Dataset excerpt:
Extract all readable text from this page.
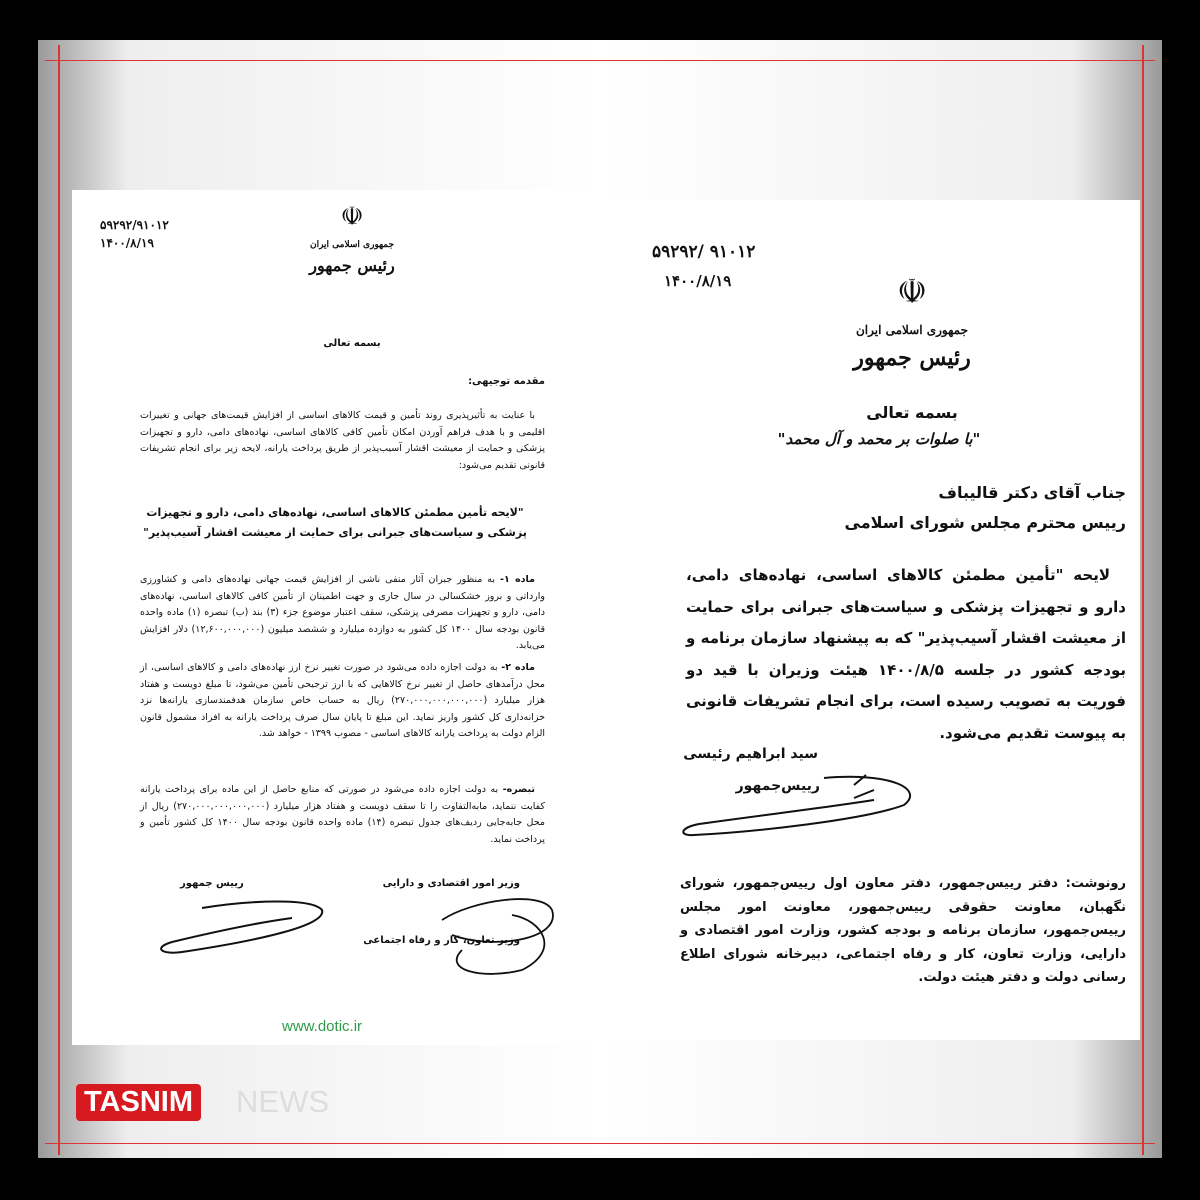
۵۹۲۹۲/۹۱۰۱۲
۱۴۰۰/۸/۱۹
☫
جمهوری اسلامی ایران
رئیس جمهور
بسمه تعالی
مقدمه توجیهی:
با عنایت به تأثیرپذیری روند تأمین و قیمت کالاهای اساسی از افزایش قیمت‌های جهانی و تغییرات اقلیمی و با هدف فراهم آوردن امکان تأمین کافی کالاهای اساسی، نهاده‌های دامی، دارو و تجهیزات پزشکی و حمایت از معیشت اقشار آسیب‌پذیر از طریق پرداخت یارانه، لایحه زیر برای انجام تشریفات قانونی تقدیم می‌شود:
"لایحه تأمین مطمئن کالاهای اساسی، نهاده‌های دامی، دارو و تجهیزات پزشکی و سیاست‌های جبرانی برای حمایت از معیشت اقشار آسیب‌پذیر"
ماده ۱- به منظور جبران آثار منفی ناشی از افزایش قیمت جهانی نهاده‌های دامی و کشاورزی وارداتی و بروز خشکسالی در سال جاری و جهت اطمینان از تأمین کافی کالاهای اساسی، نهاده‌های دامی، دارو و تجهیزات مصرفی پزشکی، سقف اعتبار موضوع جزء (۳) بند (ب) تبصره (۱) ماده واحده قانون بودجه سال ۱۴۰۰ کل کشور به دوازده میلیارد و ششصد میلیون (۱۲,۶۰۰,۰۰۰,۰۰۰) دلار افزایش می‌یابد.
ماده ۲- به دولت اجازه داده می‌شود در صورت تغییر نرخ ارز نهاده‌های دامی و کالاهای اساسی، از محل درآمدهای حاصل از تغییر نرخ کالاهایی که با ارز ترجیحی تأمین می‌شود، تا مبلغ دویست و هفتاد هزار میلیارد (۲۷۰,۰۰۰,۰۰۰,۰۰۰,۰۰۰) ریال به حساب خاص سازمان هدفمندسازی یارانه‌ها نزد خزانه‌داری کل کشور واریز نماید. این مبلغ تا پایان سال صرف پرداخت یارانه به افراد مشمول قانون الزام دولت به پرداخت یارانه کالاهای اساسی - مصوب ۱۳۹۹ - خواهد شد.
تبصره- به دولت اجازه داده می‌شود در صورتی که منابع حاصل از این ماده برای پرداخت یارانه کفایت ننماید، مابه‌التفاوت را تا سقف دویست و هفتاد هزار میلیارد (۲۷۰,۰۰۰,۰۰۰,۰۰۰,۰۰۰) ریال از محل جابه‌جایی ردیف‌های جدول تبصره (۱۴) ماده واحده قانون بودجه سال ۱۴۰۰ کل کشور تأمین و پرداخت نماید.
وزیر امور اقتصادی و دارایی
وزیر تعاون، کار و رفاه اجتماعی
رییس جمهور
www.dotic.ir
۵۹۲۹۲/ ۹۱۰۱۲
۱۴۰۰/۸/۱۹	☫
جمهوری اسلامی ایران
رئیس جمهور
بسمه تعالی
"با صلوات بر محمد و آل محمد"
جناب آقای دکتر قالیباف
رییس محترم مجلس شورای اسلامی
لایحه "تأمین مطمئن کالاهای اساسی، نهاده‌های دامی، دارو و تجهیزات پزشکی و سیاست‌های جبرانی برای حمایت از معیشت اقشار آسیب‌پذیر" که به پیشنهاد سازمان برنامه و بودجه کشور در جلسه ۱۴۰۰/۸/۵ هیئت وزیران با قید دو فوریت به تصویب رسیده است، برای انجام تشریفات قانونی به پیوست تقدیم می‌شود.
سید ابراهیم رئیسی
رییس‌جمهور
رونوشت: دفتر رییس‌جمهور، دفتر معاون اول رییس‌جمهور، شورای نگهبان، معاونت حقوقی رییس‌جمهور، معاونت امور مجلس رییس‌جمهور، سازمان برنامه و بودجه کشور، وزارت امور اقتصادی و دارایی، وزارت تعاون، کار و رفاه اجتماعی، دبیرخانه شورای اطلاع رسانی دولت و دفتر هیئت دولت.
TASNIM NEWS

* * *

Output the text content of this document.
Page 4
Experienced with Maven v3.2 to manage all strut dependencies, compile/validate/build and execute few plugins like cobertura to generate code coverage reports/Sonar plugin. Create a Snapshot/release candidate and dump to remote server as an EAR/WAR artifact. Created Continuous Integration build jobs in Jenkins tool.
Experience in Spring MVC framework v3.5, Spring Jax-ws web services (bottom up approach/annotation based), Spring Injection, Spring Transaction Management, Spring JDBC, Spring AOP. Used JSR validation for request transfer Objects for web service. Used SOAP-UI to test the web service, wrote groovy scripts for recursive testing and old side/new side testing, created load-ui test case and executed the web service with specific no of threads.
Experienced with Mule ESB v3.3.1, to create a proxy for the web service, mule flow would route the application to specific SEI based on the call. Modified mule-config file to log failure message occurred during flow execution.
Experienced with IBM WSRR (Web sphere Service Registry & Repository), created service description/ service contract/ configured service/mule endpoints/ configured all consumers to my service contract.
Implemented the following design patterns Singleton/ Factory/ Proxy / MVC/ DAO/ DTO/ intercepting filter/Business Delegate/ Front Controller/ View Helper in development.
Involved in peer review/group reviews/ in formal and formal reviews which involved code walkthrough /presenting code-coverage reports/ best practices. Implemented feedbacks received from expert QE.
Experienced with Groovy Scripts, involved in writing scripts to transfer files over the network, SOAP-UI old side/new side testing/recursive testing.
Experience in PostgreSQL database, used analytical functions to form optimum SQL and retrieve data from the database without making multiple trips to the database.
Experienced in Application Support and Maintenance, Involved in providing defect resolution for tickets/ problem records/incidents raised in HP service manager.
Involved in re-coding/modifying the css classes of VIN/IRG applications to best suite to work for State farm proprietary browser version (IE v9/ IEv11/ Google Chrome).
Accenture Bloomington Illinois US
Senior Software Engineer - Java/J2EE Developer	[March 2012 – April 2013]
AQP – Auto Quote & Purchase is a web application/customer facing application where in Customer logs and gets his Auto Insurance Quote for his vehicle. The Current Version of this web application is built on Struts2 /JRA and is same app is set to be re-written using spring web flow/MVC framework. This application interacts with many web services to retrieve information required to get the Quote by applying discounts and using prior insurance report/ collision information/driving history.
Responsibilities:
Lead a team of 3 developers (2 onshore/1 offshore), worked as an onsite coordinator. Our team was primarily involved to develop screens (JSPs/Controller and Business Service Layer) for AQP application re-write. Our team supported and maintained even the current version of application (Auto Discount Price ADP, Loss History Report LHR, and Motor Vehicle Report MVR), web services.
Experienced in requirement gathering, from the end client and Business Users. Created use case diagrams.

# What the task asks
Search the listing for the word "رفاه" and return each line that holds it.

# Response to the task
وزیر تعاون، کار و رفاه اجتماعی
رونوشت: دفتر رییس‌جمهور، دفتر معاون اول رییس‌جمهور، شورای نگهبان، معاونت حقوقی رییس‌جمهور، معاونت امور مجلس رییس‌جمهور، سازمان برنامه و بودجه کشور، وزارت امور اقتصادی و دارایی، وزارت تعاون، کار و رفاه اجتماعی، دبیرخانه شورای اطلاع رسانی دولت و دفتر هیئت دولت.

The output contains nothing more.